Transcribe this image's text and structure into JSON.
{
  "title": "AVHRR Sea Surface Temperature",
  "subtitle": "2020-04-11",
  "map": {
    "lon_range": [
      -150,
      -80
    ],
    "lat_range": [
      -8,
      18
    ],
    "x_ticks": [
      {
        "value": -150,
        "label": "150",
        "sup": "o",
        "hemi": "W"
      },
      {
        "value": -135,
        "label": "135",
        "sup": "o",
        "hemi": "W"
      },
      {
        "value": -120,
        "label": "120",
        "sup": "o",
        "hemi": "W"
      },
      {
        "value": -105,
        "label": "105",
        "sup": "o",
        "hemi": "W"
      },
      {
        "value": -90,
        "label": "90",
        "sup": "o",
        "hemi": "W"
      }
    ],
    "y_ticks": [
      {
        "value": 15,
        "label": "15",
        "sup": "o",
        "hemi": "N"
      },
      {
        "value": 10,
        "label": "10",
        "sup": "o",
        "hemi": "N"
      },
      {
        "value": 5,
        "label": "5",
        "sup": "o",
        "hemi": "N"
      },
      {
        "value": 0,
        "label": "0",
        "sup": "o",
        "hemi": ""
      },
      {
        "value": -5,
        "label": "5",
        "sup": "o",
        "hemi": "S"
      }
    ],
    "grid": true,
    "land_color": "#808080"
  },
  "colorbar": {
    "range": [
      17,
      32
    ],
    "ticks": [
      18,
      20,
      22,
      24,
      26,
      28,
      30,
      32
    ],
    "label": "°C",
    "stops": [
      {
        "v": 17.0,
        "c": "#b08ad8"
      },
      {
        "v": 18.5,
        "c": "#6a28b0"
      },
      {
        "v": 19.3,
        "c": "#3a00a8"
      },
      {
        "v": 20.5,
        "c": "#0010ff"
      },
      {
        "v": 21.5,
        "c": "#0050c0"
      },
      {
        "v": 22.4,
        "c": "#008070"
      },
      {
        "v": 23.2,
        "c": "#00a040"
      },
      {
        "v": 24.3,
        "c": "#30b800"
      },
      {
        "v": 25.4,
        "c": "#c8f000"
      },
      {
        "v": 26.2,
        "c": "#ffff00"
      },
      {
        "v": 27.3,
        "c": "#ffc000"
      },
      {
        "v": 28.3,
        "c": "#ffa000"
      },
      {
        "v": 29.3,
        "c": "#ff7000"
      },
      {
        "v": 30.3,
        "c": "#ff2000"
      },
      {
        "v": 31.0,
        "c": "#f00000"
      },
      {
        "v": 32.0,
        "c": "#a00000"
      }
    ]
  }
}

----------

TASK DIRECTIONS → In the listing above, find each line with the word "value" and copy it.

SOLVED PROBLEM →
        "value": -150,
        "value": -135,
        "value": -120,
        "value": -105,
        "value": -90,
        "value": 15,
        "value": 10,
        "value": 5,
        "value": 0,
        "value": -5,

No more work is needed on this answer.